[Aim]
Print all entries precisely as they are written.

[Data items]
* * *

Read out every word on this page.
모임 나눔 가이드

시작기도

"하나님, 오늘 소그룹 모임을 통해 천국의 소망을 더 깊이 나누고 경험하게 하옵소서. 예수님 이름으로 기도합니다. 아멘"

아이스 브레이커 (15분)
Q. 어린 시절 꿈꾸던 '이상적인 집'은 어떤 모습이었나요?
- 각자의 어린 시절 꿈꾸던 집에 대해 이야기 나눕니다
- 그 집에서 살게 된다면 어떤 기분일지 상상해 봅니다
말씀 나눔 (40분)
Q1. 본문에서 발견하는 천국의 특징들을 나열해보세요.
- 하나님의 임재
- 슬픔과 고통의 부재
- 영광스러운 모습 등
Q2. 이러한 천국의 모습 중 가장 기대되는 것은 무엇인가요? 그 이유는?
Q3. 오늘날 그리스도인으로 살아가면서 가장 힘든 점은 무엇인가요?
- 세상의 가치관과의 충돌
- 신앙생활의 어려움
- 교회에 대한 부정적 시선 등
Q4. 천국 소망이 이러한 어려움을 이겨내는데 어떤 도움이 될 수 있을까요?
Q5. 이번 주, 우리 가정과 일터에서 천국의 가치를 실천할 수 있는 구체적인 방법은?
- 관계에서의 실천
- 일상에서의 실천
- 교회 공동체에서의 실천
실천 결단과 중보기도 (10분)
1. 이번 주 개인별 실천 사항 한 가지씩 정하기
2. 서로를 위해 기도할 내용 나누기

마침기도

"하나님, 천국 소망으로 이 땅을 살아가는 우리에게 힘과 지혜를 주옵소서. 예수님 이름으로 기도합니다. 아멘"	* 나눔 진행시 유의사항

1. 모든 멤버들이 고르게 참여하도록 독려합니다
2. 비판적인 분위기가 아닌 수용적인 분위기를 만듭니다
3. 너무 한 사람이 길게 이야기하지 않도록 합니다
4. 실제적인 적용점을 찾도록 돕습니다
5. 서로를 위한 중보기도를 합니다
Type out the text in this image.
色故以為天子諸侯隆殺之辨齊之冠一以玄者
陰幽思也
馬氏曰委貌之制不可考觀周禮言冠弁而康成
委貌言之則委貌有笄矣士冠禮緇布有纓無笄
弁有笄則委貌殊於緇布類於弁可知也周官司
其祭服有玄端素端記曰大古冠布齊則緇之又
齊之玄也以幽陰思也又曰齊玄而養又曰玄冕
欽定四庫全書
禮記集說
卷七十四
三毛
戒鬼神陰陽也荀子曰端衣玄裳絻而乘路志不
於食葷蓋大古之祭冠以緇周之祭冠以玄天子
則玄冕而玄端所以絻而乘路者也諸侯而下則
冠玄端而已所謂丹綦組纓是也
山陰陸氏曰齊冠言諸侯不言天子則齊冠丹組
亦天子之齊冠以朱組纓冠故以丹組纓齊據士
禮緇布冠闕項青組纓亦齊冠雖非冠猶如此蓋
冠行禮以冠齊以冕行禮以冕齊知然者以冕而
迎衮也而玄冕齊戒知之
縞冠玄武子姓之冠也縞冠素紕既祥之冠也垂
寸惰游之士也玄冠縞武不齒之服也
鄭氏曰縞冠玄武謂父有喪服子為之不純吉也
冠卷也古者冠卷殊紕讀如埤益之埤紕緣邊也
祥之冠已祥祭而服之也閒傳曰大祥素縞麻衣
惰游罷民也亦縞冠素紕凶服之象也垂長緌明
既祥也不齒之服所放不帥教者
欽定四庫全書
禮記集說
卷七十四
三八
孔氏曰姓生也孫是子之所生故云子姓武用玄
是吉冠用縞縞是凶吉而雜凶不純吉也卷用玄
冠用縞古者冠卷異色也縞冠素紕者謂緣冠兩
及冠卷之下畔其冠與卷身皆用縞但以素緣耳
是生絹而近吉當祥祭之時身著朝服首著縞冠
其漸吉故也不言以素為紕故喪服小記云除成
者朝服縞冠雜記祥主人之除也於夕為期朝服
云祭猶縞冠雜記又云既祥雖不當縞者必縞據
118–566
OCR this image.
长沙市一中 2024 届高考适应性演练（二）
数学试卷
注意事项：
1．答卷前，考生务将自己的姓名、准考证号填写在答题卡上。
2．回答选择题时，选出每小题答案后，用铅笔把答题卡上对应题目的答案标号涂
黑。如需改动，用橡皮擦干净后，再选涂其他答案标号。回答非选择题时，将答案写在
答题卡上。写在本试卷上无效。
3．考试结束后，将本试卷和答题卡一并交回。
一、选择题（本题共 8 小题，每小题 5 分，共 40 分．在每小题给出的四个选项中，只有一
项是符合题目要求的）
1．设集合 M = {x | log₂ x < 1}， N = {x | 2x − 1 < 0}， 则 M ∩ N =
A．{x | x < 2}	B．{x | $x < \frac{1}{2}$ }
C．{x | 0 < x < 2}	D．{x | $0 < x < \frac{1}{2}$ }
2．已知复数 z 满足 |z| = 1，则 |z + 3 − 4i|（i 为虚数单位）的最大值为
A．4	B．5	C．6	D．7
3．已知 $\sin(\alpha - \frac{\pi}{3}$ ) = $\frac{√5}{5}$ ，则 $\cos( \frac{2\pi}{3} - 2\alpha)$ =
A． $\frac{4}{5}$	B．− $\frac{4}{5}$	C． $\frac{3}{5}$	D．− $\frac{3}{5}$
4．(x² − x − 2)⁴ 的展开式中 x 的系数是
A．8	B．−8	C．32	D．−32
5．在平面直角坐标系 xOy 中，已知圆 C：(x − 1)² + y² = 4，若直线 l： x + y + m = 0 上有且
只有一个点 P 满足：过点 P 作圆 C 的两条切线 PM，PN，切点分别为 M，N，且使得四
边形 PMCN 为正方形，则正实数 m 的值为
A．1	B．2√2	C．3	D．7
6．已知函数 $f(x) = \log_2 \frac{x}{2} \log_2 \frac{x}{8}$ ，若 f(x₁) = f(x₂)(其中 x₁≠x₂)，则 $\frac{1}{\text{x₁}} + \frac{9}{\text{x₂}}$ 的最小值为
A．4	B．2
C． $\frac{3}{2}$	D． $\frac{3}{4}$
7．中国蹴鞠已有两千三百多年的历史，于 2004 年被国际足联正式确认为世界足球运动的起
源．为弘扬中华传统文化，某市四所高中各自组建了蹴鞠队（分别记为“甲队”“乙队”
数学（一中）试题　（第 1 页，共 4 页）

* * *

[Correct response]
Read out every word on this page.
모임 나눔 가이드

시작기도

"하나님, 오늘 소그룹 모임을 통해 천국의 소망을 더 깊이 나누고 경험하게 하옵소서. 예수님 이름으로 기도합니다. 아멘"

아이스 브레이커 (15분)
Q. 어린 시절 꿈꾸던 '이상적인 집'은 어떤 모습이었나요?
- 각자의 어린 시절 꿈꾸던 집에 대해 이야기 나눕니다
- 그 집에서 살게 된다면 어떤 기분일지 상상해 봅니다
말씀 나눔 (40분)
Q1. 본문에서 발견하는 천국의 특징들을 나열해보세요.
- 하나님의 임재
- 슬픔과 고통의 부재
- 영광스러운 모습 등
Q2. 이러한 천국의 모습 중 가장 기대되는 것은 무엇인가요? 그 이유는?
Q3. 오늘날 그리스도인으로 살아가면서 가장 힘든 점은 무엇인가요?
- 세상의 가치관과의 충돌
- 신앙생활의 어려움
- 교회에 대한 부정적 시선 등
Q4. 천국 소망이 이러한 어려움을 이겨내는데 어떤 도움이 될 수 있을까요?
Q5. 이번 주, 우리 가정과 일터에서 천국의 가치를 실천할 수 있는 구체적인 방법은?
- 관계에서의 실천
- 일상에서의 실천
- 교회 공동체에서의 실천
실천 결단과 중보기도 (10분)
1. 이번 주 개인별 실천 사항 한 가지씩 정하기
2. 서로를 위해 기도할 내용 나누기

마침기도

"하나님, 천국 소망으로 이 땅을 살아가는 우리에게 힘과 지혜를 주옵소서. 예수님 이름으로 기도합니다. 아멘"	* 나눔 진행시 유의사항

1. 모든 멤버들이 고르게 참여하도록 독려합니다
2. 비판적인 분위기가 아닌 수용적인 분위기를 만듭니다
3. 너무 한 사람이 길게 이야기하지 않도록 합니다
4. 실제적인 적용점을 찾도록 돕습니다
5. 서로를 위한 중보기도를 합니다
Type out the text in this image.
色故以為天子諸侯隆殺之辨齊之冠一以玄者
陰幽思也
馬氏曰委貌之制不可考觀周禮言冠弁而康成
委貌言之則委貌有笄矣士冠禮緇布有纓無笄
弁有笄則委貌殊於緇布類於弁可知也周官司
其祭服有玄端素端記曰大古冠布齊則緇之又
齊之玄也以幽陰思也又曰齊玄而養又曰玄冕
欽定四庫全書
禮記集說
卷七十四
三毛
戒鬼神陰陽也荀子曰端衣玄裳絻而乘路志不
於食葷蓋大古之祭冠以緇周之祭冠以玄天子
則玄冕而玄端所以絻而乘路者也諸侯而下則
冠玄端而已所謂丹綦組纓是也
山陰陸氏曰齊冠言諸侯不言天子則齊冠丹組
亦天子之齊冠以朱組纓冠故以丹組纓齊據士
禮緇布冠闕項青組纓亦齊冠雖非冠猶如此蓋
冠行禮以冠齊以冕行禮以冕齊知然者以冕而
迎衮也而玄冕齊戒知之
縞冠玄武子姓之冠也縞冠素紕既祥之冠也垂
寸惰游之士也玄冠縞武不齒之服也
鄭氏曰縞冠玄武謂父有喪服子為之不純吉也
冠卷也古者冠卷殊紕讀如埤益之埤紕緣邊也
祥之冠已祥祭而服之也閒傳曰大祥素縞麻衣
惰游罷民也亦縞冠素紕凶服之象也垂長緌明
既祥也不齒之服所放不帥教者
欽定四庫全書
禮記集說
卷七十四
三八
孔氏曰姓生也孫是子之所生故云子姓武用玄
是吉冠用縞縞是凶吉而雜凶不純吉也卷用玄
冠用縞古者冠卷異色也縞冠素紕者謂緣冠兩
及冠卷之下畔其冠與卷身皆用縞但以素緣耳
是生絹而近吉當祥祭之時身著朝服首著縞冠
其漸吉故也不言以素為紕故喪服小記云除成
者朝服縞冠雜記祥主人之除也於夕為期朝服
云祭猶縞冠雜記又云既祥雖不當縞者必縞據
118–566
OCR this image.
长沙市一中 2024 届高考适应性演练（二）
数学试卷
注意事项：
1．答卷前，考生务将自己的姓名、准考证号填写在答题卡上。
2．回答选择题时，选出每小题答案后，用铅笔把答题卡上对应题目的答案标号涂
黑。如需改动，用橡皮擦干净后，再选涂其他答案标号。回答非选择题时，将答案写在
答题卡上。写在本试卷上无效。
3．考试结束后，将本试卷和答题卡一并交回。
一、选择题（本题共 8 小题，每小题 5 分，共 40 分．在每小题给出的四个选项中，只有一
项是符合题目要求的）
1．设集合 M = {x | log₂ x < 1}， N = {x | 2x − 1 < 0}， 则 M ∩ N =
A．{x | x < 2}	B．{x | $x < \frac{1}{2}$ }
C．{x | 0 < x < 2}	D．{x | $0 < x < \frac{1}{2}$ }
2．已知复数 z 满足 |z| = 1，则 |z + 3 − 4i|（i 为虚数单位）的最大值为
A．4	B．5	C．6	D．7
3．已知 $\sin(\alpha - \frac{\pi}{3}$ ) = $\frac{√5}{5}$ ，则 $\cos( \frac{2\pi}{3} - 2\alpha)$ =
A． $\frac{4}{5}$	B．− $\frac{4}{5}$	C． $\frac{3}{5}$	D．− $\frac{3}{5}$
4．(x² − x − 2)⁴ 的展开式中 x 的系数是
A．8	B．−8	C．32	D．−32
5．在平面直角坐标系 xOy 中，已知圆 C：(x − 1)² + y² = 4，若直线 l： x + y + m = 0 上有且
只有一个点 P 满足：过点 P 作圆 C 的两条切线 PM，PN，切点分别为 M，N，且使得四
边形 PMCN 为正方形，则正实数 m 的值为
A．1	B．2√2	C．3	D．7
6．已知函数 $f(x) = \log_2 \frac{x}{2} \log_2 \frac{x}{8}$ ，若 f(x₁) = f(x₂)(其中 x₁≠x₂)，则 $\frac{1}{\text{x₁}} + \frac{9}{\text{x₂}}$ 的最小值为
A．4	B．2
C． $\frac{3}{2}$	D． $\frac{3}{4}$
7．中国蹴鞠已有两千三百多年的历史，于 2004 年被国际足联正式确认为世界足球运动的起
源．为弘扬中华传统文化，某市四所高中各自组建了蹴鞠队（分别记为“甲队”“乙队”
数学（一中）试题　（第 1 页，共 4 页）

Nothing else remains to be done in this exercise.